■ Dataset records:
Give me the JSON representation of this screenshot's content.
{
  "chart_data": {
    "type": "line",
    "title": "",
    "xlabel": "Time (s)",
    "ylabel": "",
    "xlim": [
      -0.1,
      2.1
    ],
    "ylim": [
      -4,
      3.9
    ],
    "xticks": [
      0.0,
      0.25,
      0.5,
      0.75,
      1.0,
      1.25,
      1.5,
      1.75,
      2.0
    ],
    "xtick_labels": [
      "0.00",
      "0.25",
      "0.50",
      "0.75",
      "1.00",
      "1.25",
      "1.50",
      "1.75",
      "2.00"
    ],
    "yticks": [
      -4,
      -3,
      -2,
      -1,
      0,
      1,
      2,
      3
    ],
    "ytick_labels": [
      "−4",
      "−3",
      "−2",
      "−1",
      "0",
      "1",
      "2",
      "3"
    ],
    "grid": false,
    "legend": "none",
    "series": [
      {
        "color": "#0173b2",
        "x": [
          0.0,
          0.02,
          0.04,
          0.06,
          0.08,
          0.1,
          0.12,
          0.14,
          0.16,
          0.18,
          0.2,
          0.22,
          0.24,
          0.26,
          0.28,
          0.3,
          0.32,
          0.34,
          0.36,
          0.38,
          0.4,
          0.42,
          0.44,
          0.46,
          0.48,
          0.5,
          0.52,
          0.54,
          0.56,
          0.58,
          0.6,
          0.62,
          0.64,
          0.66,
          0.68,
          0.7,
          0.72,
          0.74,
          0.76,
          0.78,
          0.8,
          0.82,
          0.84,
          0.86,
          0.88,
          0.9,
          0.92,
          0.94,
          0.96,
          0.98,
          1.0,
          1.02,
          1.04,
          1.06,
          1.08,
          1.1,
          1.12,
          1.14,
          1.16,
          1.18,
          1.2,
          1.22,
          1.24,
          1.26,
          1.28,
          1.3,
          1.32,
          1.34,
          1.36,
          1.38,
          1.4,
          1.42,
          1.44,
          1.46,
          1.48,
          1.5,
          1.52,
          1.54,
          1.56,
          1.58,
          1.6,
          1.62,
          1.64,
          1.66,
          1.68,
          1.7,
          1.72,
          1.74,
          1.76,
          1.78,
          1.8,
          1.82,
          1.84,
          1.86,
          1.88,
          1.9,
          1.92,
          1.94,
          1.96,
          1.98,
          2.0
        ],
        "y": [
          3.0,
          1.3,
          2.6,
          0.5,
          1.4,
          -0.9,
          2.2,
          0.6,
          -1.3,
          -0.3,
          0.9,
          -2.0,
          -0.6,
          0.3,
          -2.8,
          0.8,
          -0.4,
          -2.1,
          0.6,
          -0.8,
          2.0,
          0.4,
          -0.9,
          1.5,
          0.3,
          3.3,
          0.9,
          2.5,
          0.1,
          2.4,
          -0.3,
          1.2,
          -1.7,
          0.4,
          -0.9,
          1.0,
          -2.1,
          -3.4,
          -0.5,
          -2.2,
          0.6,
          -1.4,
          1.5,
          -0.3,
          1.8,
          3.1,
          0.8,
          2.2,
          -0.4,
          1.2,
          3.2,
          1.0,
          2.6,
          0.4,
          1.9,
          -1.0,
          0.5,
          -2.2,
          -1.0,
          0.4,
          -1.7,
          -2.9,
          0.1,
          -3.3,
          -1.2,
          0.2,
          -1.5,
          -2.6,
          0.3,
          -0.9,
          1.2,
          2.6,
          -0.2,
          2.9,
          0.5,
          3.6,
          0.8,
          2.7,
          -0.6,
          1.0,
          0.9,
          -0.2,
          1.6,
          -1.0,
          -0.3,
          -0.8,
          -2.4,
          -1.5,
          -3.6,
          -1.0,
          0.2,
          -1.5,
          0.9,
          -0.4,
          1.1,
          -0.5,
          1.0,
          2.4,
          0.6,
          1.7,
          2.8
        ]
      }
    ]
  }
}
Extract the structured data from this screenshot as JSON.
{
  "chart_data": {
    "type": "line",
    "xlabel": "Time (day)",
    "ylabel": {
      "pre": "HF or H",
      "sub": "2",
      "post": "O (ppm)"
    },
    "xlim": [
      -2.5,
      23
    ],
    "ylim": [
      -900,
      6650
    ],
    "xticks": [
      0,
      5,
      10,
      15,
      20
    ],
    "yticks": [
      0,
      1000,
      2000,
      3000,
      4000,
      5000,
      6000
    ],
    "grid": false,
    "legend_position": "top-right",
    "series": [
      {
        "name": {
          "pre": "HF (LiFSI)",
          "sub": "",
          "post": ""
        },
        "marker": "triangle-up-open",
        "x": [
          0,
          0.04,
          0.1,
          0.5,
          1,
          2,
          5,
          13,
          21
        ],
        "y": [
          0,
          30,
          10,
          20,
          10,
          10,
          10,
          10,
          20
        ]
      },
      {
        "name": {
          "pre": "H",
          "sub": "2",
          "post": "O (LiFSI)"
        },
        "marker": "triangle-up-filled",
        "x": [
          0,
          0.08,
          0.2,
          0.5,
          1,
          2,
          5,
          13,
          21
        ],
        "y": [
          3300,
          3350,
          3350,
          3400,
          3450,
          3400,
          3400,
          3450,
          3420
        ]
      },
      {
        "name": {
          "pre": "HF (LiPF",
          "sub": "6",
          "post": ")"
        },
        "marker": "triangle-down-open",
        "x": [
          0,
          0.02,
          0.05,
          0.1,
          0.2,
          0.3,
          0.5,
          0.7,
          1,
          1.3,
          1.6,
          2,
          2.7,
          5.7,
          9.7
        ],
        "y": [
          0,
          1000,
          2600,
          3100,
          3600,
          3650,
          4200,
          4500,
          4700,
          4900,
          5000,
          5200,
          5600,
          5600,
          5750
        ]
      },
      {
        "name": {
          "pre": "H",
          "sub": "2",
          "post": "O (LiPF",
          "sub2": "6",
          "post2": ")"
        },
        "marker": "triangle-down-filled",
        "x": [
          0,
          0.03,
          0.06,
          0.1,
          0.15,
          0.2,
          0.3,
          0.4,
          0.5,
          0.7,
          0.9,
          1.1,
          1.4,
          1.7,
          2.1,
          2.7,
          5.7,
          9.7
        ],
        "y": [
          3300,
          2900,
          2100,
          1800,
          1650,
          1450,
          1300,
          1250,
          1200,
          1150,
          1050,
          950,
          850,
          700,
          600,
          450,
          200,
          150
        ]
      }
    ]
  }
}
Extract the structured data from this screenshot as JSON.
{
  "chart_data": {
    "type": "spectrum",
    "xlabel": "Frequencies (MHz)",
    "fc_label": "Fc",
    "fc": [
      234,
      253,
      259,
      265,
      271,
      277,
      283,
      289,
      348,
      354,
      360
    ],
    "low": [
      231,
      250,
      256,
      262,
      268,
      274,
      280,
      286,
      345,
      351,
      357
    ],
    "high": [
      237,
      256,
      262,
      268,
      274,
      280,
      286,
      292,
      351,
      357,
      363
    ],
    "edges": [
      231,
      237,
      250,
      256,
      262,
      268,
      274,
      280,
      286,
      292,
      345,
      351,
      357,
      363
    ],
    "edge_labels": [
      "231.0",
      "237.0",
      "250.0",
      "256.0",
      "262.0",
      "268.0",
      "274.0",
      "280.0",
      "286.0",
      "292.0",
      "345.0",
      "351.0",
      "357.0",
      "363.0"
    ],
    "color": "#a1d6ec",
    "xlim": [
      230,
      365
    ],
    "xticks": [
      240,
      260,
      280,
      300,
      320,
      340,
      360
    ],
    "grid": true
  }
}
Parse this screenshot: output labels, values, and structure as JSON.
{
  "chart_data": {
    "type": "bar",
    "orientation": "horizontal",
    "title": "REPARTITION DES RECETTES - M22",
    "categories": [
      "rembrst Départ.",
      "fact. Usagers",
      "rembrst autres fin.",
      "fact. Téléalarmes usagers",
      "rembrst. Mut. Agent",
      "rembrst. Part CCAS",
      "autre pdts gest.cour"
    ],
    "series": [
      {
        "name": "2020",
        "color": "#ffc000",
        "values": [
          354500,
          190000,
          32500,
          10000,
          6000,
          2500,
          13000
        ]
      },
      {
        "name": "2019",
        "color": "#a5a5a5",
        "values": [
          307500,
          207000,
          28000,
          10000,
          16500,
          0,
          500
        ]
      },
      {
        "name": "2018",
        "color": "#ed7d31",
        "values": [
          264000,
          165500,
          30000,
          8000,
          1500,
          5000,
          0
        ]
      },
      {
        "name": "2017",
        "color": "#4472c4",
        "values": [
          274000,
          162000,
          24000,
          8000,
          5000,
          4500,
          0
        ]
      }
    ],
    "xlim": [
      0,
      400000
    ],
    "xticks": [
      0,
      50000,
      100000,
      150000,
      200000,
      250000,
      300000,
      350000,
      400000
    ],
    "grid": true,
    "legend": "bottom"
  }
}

■ What you will do: Looking at the records above, report how many lines contain the word "grid". Answer with the number only.

■ Exercise response: 4